-- start DATA SUPPLIED --

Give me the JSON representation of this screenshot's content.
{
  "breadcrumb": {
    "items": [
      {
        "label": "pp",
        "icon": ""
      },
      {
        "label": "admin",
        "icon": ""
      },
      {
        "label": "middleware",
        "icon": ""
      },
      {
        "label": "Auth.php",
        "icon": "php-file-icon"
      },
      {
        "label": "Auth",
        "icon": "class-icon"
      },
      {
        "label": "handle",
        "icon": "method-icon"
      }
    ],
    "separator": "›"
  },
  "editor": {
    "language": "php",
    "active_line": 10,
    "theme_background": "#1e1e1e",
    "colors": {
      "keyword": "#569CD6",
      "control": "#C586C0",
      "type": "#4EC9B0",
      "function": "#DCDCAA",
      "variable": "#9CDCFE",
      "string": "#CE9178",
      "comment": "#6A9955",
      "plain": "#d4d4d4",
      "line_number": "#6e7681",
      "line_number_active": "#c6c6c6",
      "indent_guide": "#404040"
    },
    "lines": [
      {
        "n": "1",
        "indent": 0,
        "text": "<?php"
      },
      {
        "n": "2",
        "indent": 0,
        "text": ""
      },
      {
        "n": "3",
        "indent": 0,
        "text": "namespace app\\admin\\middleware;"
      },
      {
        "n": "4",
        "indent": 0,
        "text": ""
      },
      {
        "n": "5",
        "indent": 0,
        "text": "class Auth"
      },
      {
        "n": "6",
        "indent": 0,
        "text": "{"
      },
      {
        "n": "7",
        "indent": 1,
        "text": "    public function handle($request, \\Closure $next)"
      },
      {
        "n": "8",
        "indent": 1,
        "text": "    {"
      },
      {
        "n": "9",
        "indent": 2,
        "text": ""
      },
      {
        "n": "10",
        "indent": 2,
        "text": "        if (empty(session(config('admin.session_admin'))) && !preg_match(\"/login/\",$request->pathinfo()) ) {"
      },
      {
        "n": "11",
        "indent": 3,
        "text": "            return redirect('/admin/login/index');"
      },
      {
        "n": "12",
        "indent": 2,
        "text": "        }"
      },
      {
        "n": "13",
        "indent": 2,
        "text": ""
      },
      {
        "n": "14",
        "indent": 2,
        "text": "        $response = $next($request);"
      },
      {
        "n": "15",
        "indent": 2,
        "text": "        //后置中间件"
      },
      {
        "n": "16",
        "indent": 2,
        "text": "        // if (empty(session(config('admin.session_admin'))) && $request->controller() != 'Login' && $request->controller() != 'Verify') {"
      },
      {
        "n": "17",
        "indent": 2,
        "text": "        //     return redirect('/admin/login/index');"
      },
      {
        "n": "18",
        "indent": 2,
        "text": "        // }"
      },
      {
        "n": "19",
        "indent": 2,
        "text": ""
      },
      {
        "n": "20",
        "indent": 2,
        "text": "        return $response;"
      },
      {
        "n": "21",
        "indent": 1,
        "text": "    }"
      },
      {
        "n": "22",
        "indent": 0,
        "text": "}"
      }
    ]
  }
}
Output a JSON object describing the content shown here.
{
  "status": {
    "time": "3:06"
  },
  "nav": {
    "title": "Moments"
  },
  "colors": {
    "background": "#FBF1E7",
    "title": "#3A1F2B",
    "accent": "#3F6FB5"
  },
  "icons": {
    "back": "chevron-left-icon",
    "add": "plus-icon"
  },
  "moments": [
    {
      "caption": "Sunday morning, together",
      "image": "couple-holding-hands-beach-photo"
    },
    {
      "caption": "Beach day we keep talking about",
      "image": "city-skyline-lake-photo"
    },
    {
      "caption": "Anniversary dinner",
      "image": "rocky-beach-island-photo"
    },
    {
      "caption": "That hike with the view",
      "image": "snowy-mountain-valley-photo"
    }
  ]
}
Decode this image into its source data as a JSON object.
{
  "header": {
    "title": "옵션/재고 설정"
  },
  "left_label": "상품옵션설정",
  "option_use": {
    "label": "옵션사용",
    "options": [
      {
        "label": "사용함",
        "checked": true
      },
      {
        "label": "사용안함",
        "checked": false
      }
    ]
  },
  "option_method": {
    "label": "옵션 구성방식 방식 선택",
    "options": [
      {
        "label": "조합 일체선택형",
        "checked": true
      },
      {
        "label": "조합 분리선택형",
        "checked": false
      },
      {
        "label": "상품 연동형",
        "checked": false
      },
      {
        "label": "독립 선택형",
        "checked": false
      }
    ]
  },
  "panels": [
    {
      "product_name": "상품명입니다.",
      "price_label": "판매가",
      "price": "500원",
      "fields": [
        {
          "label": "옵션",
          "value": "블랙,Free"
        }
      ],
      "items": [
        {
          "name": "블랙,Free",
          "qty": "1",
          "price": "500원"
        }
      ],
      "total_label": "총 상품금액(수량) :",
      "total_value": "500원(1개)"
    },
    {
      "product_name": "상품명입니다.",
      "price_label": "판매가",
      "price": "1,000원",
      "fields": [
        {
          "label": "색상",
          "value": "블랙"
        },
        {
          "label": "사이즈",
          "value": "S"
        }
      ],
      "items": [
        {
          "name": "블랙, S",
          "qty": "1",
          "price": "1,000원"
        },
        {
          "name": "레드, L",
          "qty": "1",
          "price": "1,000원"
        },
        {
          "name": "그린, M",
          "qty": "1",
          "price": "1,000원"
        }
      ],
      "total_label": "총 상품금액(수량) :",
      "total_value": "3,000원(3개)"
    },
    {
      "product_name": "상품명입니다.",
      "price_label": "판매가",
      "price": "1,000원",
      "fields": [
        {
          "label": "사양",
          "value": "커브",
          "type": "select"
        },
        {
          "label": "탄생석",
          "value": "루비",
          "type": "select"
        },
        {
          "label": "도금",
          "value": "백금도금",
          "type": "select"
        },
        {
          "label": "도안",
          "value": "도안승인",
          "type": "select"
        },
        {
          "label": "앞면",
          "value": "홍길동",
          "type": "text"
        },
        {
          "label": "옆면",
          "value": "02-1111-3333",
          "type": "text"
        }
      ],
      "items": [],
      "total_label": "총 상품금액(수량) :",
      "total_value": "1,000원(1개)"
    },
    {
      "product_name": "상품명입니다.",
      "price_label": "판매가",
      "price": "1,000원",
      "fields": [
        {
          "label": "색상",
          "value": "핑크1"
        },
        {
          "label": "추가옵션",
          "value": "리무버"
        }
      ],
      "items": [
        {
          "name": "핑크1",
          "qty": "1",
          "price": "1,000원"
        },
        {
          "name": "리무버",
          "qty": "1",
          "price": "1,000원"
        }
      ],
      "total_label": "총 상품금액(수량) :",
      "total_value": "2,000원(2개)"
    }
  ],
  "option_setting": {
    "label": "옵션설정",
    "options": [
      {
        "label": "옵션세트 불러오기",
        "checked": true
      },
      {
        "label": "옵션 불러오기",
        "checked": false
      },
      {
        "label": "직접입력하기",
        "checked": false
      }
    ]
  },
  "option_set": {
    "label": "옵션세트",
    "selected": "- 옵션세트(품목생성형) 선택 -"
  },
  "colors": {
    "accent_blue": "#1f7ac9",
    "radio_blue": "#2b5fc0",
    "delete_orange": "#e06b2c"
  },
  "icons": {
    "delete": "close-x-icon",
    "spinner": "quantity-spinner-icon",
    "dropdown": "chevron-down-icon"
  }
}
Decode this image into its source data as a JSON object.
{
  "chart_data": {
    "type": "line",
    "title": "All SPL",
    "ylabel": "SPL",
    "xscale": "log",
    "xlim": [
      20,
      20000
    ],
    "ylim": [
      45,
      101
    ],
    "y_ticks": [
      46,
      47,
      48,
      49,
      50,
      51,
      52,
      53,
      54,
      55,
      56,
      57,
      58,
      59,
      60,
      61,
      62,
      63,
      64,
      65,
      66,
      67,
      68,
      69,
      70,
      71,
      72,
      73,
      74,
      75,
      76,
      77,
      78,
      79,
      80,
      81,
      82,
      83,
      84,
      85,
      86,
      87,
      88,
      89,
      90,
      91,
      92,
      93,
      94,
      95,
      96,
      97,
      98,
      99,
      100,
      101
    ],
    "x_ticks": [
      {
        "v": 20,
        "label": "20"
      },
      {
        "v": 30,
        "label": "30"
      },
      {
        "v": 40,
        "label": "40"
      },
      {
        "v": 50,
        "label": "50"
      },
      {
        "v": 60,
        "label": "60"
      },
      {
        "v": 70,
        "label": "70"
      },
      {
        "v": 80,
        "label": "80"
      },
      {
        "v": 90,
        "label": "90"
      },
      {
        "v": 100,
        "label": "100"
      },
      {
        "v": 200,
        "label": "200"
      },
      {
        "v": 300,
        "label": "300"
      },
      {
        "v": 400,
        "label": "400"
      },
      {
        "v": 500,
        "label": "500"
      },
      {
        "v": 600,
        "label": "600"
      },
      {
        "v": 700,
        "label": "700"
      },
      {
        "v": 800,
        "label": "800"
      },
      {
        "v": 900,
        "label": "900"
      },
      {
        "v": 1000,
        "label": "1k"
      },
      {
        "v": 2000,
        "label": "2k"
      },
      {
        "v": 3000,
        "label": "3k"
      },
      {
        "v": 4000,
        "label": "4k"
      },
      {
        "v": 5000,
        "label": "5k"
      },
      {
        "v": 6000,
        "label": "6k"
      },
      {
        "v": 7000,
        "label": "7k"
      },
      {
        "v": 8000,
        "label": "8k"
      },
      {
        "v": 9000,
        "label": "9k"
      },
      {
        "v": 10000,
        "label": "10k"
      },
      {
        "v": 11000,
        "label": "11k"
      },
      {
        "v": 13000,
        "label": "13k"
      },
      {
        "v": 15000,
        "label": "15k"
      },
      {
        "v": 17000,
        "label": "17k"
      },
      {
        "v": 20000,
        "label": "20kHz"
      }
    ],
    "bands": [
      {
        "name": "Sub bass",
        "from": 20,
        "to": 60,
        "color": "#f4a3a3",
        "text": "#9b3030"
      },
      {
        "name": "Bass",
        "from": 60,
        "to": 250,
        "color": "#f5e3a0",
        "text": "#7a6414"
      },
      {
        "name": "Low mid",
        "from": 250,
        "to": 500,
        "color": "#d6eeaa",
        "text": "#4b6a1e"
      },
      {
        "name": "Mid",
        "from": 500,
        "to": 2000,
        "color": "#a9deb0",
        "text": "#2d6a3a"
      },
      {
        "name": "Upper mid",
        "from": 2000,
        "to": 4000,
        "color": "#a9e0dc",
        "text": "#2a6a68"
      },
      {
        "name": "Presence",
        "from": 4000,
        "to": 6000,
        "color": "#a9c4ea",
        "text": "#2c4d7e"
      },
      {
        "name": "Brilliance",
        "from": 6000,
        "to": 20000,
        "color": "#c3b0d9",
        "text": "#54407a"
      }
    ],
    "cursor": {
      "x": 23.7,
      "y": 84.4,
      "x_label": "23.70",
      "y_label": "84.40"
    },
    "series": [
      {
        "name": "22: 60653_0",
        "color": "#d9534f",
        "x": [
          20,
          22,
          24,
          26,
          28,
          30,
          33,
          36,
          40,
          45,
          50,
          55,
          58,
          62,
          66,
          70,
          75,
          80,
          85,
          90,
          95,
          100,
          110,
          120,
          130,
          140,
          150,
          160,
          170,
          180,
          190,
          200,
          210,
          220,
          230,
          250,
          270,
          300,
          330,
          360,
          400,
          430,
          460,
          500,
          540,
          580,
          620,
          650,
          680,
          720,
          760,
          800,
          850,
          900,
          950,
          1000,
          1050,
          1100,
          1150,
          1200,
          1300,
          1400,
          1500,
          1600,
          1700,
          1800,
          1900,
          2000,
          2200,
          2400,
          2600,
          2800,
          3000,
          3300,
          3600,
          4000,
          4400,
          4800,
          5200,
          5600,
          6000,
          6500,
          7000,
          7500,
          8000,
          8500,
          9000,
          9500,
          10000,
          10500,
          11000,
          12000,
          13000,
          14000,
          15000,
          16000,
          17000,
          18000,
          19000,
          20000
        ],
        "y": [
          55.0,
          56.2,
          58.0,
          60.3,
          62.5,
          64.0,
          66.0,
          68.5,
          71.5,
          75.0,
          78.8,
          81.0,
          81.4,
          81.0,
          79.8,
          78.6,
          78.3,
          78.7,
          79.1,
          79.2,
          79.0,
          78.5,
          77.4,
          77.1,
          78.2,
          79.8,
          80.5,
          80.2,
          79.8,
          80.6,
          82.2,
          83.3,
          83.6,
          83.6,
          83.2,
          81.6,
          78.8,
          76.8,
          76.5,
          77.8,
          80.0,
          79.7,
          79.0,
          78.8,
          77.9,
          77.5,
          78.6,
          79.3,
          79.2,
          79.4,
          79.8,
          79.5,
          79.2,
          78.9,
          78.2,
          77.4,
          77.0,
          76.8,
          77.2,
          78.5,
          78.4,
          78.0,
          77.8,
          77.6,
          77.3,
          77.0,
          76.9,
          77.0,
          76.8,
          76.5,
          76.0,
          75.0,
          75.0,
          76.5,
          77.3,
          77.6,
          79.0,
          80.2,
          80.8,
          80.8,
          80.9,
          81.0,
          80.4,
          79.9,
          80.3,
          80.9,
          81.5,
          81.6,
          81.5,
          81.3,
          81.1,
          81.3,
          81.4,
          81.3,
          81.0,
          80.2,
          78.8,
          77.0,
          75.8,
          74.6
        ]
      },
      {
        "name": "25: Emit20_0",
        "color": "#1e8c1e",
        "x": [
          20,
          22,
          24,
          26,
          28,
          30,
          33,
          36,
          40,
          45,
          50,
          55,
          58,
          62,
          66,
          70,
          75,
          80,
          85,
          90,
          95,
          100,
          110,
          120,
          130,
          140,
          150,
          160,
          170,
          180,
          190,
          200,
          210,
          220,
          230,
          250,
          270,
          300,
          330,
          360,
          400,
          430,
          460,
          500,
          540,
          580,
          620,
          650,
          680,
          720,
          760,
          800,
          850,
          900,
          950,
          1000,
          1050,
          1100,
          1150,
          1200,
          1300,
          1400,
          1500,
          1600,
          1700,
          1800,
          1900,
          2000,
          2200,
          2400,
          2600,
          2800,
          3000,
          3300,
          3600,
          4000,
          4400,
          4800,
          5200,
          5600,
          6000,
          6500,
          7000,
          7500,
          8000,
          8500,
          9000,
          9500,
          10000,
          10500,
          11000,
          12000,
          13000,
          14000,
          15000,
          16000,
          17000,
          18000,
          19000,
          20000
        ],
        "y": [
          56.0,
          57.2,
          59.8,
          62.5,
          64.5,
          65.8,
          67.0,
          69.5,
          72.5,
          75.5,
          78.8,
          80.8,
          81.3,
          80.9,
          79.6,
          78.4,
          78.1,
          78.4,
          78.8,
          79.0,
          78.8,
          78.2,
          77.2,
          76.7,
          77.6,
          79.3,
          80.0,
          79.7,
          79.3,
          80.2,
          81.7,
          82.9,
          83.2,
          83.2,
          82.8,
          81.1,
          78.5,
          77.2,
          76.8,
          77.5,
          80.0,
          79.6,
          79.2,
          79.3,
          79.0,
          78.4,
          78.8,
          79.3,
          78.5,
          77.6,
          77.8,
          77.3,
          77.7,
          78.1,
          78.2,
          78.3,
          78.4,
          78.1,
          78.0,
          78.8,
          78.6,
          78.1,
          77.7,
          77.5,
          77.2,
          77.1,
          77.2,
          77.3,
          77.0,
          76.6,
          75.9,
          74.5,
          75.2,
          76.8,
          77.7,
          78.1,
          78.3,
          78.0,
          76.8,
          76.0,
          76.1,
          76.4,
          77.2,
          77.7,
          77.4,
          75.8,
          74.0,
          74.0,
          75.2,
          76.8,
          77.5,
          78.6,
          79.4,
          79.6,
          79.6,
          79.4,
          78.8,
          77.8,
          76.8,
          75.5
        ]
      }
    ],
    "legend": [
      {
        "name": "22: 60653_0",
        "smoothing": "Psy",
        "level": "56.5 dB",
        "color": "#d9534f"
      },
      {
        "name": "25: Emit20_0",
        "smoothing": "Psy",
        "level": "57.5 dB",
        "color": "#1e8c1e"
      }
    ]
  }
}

-- end DATA SUPPLIED --

Gather each line in the entries above where the string "next" is found.

RESULT OF THIS EXERCISE »
        "text": "    public function handle($request, \\Closure $next)"
        "text": "        $response = $next($request);"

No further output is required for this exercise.